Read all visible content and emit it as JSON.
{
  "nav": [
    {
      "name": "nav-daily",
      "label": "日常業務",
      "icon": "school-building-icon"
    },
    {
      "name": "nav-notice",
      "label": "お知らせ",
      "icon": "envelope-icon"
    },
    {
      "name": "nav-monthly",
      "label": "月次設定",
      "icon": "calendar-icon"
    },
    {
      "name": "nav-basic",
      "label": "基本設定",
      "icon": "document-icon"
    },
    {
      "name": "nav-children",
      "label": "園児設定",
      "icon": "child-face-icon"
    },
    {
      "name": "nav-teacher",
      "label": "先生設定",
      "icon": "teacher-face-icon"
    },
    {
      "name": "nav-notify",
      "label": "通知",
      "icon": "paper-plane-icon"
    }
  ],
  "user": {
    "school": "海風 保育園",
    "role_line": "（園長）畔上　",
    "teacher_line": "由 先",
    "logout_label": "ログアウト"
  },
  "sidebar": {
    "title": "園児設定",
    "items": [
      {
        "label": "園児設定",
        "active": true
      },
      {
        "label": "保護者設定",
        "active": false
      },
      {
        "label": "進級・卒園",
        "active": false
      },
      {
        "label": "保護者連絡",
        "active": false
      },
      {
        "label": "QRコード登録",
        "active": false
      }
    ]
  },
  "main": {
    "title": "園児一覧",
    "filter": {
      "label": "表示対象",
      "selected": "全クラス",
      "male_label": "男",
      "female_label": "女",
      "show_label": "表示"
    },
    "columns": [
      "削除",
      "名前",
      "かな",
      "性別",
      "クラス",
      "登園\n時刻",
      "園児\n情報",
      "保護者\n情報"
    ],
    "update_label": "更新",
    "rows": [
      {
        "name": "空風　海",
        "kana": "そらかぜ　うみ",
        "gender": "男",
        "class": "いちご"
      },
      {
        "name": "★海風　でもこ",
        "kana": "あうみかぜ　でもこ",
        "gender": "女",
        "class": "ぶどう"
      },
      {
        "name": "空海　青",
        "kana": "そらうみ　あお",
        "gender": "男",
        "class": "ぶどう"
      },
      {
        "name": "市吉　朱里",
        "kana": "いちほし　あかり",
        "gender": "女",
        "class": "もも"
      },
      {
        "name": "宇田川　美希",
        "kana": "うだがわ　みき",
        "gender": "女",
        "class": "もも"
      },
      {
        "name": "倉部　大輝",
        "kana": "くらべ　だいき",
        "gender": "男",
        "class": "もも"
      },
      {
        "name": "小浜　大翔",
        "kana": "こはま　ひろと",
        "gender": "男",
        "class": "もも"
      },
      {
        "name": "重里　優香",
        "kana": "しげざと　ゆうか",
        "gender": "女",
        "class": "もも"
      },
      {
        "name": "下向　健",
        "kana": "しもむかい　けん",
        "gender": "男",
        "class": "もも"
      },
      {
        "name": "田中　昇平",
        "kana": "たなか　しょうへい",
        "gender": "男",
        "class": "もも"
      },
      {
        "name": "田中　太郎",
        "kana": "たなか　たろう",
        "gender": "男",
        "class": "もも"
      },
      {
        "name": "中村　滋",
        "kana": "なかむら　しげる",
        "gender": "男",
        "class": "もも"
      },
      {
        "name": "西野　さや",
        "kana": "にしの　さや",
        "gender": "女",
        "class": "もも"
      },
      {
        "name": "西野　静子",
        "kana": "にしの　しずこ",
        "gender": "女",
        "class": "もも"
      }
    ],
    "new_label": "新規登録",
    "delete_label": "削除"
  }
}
◆ ◆ ◆ ◆
WHAT NEEDS TO BE DONE ::
Print all of the entries again, exactly as written.

EXERCISE SOLUTION ::
Read all visible content and emit it as JSON.
{
  "nav": [
    {
      "name": "nav-daily",
      "label": "日常業務",
      "icon": "school-building-icon"
    },
    {
      "name": "nav-notice",
      "label": "お知らせ",
      "icon": "envelope-icon"
    },
    {
      "name": "nav-monthly",
      "label": "月次設定",
      "icon": "calendar-icon"
    },
    {
      "name": "nav-basic",
      "label": "基本設定",
      "icon": "document-icon"
    },
    {
      "name": "nav-children",
      "label": "園児設定",
      "icon": "child-face-icon"
    },
    {
      "name": "nav-teacher",
      "label": "先生設定",
      "icon": "teacher-face-icon"
    },
    {
      "name": "nav-notify",
      "label": "通知",
      "icon": "paper-plane-icon"
    }
  ],
  "user": {
    "school": "海風 保育園",
    "role_line": "（園長）畔上　",
    "teacher_line": "由 先",
    "logout_label": "ログアウト"
  },
  "sidebar": {
    "title": "園児設定",
    "items": [
      {
        "label": "園児設定",
        "active": true
      },
      {
        "label": "保護者設定",
        "active": false
      },
      {
        "label": "進級・卒園",
        "active": false
      },
      {
        "label": "保護者連絡",
        "active": false
      },
      {
        "label": "QRコード登録",
        "active": false
      }
    ]
  },
  "main": {
    "title": "園児一覧",
    "filter": {
      "label": "表示対象",
      "selected": "全クラス",
      "male_label": "男",
      "female_label": "女",
      "show_label": "表示"
    },
    "columns": [
      "削除",
      "名前",
      "かな",
      "性別",
      "クラス",
      "登園\n時刻",
      "園児\n情報",
      "保護者\n情報"
    ],
    "update_label": "更新",
    "rows": [
      {
        "name": "空風　海",
        "kana": "そらかぜ　うみ",
        "gender": "男",
        "class": "いちご"
      },
      {
        "name": "★海風　でもこ",
        "kana": "あうみかぜ　でもこ",
        "gender": "女",
        "class": "ぶどう"
      },
      {
        "name": "空海　青",
        "kana": "そらうみ　あお",
        "gender": "男",
        "class": "ぶどう"
      },
      {
        "name": "市吉　朱里",
        "kana": "いちほし　あかり",
        "gender": "女",
        "class": "もも"
      },
      {
        "name": "宇田川　美希",
        "kana": "うだがわ　みき",
        "gender": "女",
        "class": "もも"
      },
      {
        "name": "倉部　大輝",
        "kana": "くらべ　だいき",
        "gender": "男",
        "class": "もも"
      },
      {
        "name": "小浜　大翔",
        "kana": "こはま　ひろと",
        "gender": "男",
        "class": "もも"
      },
      {
        "name": "重里　優香",
        "kana": "しげざと　ゆうか",
        "gender": "女",
        "class": "もも"
      },
      {
        "name": "下向　健",
        "kana": "しもむかい　けん",
        "gender": "男",
        "class": "もも"
      },
      {
        "name": "田中　昇平",
        "kana": "たなか　しょうへい",
        "gender": "男",
        "class": "もも"
      },
      {
        "name": "田中　太郎",
        "kana": "たなか　たろう",
        "gender": "男",
        "class": "もも"
      },
      {
        "name": "中村　滋",
        "kana": "なかむら　しげる",
        "gender": "男",
        "class": "もも"
      },
      {
        "name": "西野　さや",
        "kana": "にしの　さや",
        "gender": "女",
        "class": "もも"
      },
      {
        "name": "西野　静子",
        "kana": "にしの　しずこ",
        "gender": "女",
        "class": "もも"
      }
    ],
    "new_label": "新規登録",
    "delete_label": "削除"
  }
}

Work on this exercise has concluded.